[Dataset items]
====

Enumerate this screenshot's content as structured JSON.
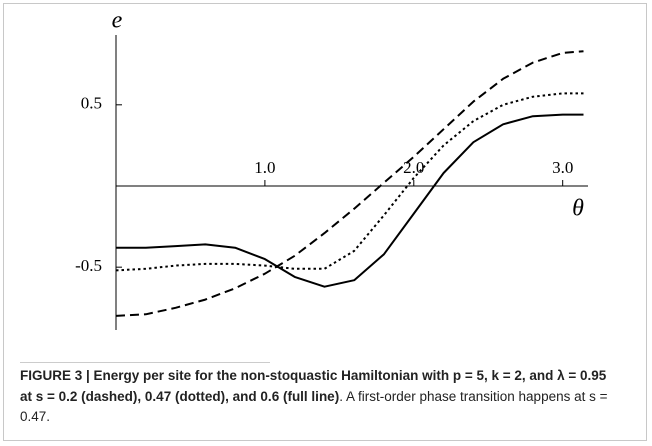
{
  "chart_data": {
    "type": "line",
    "ylabel": "e",
    "xlabel": "θ",
    "x": [
      0,
      0.2,
      0.4,
      0.6,
      0.8,
      1.0,
      1.2,
      1.4,
      1.6,
      1.8,
      2.0,
      2.2,
      2.4,
      2.6,
      2.8,
      3.0,
      3.14
    ],
    "series": [
      {
        "color": "#000000",
        "style": "dashed",
        "values": [
          -0.8,
          -0.79,
          -0.75,
          -0.7,
          -0.63,
          -0.54,
          -0.43,
          -0.29,
          -0.14,
          0.02,
          0.18,
          0.35,
          0.52,
          0.66,
          0.76,
          0.82,
          0.83
        ]
      },
      {
        "color": "#000000",
        "style": "dotted",
        "values": [
          -0.52,
          -0.51,
          -0.49,
          -0.48,
          -0.48,
          -0.49,
          -0.51,
          -0.51,
          -0.4,
          -0.18,
          0.05,
          0.25,
          0.4,
          0.5,
          0.55,
          0.57,
          0.57
        ]
      },
      {
        "color": "#000000",
        "style": "solid",
        "values": [
          -0.38,
          -0.38,
          -0.37,
          -0.36,
          -0.38,
          -0.45,
          -0.56,
          -0.62,
          -0.58,
          -0.42,
          -0.17,
          0.08,
          0.27,
          0.38,
          0.43,
          0.44,
          0.44
        ]
      }
    ],
    "xlim": [
      0,
      3.17
    ],
    "ylim": [
      -0.85,
      0.93
    ],
    "xticks": [
      {
        "value": 1,
        "label": "1.0"
      },
      {
        "value": 2,
        "label": "2.0"
      },
      {
        "value": 3,
        "label": "3.0"
      }
    ],
    "yticks": [
      -0.5,
      0.5
    ],
    "grid": false
  },
  "caption": {
    "bold": "FIGURE 3 | Energy per site for the non-stoquastic Hamiltonian with p = 5, k = 2, and λ = 0.95 at s = 0.2 (dashed), 0.47 (dotted), and 0.6 (full line)",
    "rest": ". A first-order phase transition happens at s = 0.47."
  }
}
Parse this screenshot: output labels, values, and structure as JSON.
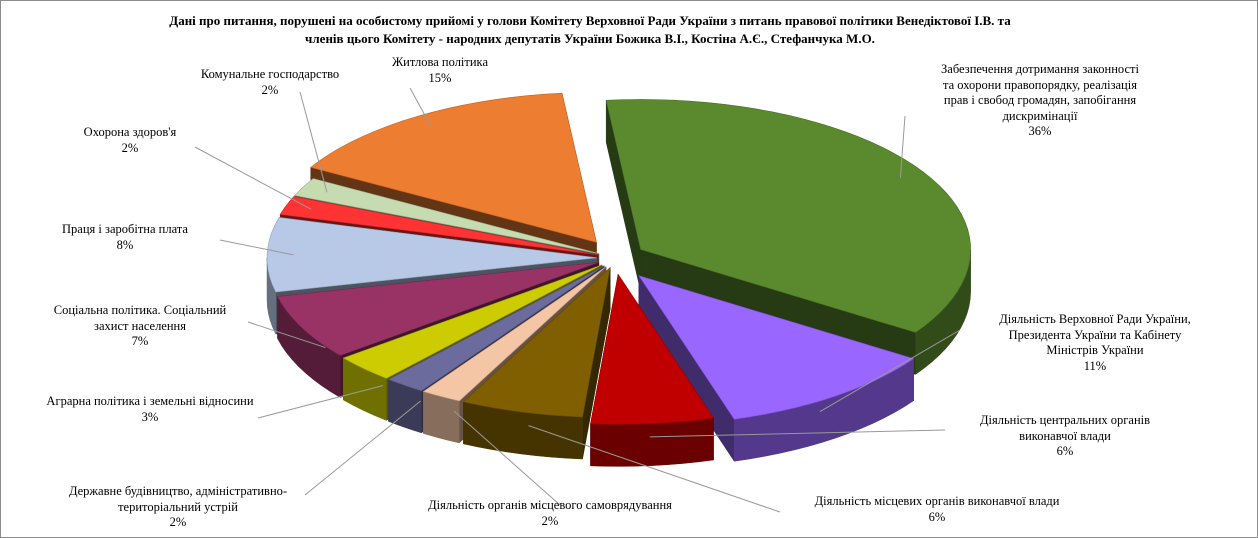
{
  "chart_data": {
    "type": "pie",
    "title_lines": [
      "Дані про питання, порушені на особистому прийомі у голови Комітету Верховної Ради України з питань правової політики Венедіктової І.В. та",
      "членів цього Комітету - народних депутатів України Божика В.І., Костіна А.Є., Стефанчука М.О."
    ],
    "slices": [
      {
        "label_lines": [
          "Забезпечення дотримання законності",
          "та охорони правопорядку, реалізація",
          "прав і свобод громадян, запобігання",
          "дискримінації"
        ],
        "percent_label": "36%",
        "value": 36,
        "color": "#5b8a2e"
      },
      {
        "label_lines": [
          "Діяльність Верховної Ради України,",
          "Президента України та Кабінету",
          "Міністрів України"
        ],
        "percent_label": "11%",
        "value": 11,
        "color": "#9966ff"
      },
      {
        "label_lines": [
          "Діяльність центральних органів",
          "виконавчої влади"
        ],
        "percent_label": "6%",
        "value": 6,
        "color": "#c00000"
      },
      {
        "label_lines": [
          "Діяльність місцевих органів виконавчої влади"
        ],
        "percent_label": "6%",
        "value": 6,
        "color": "#7f5f00"
      },
      {
        "label_lines": [
          "Діяльність органів місцевого самоврядування"
        ],
        "percent_label": "2%",
        "value": 2,
        "color": "#f5c6a5"
      },
      {
        "label_lines": [
          "Державне будівництво, адміністративно-",
          "територіальний устрій"
        ],
        "percent_label": "2%",
        "value": 2,
        "color": "#6b6b9e"
      },
      {
        "label_lines": [
          "Аграрна політика і земельні відносини"
        ],
        "percent_label": "3%",
        "value": 3,
        "color": "#cccc00"
      },
      {
        "label_lines": [
          "Соціальна політика. Соціальний",
          "захист населення"
        ],
        "percent_label": "7%",
        "value": 7,
        "color": "#993366"
      },
      {
        "label_lines": [
          "Праця і заробітна плата"
        ],
        "percent_label": "8%",
        "value": 8,
        "color": "#b7c9e6"
      },
      {
        "label_lines": [
          "Охорона здоров'я"
        ],
        "percent_label": "2%",
        "value": 2,
        "color": "#ff3333"
      },
      {
        "label_lines": [
          "Комунальне господарство"
        ],
        "percent_label": "2%",
        "value": 2,
        "color": "#c6dcb0"
      },
      {
        "label_lines": [
          "Житлова політика"
        ],
        "percent_label": "15%",
        "value": 15,
        "color": "#ed7d31"
      }
    ],
    "style": "3d-exploded-pie",
    "legend": "none"
  }
}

====

### Direction
For the entries shown above, give the number of lines that include the word "органів", without any other text.

### The response
3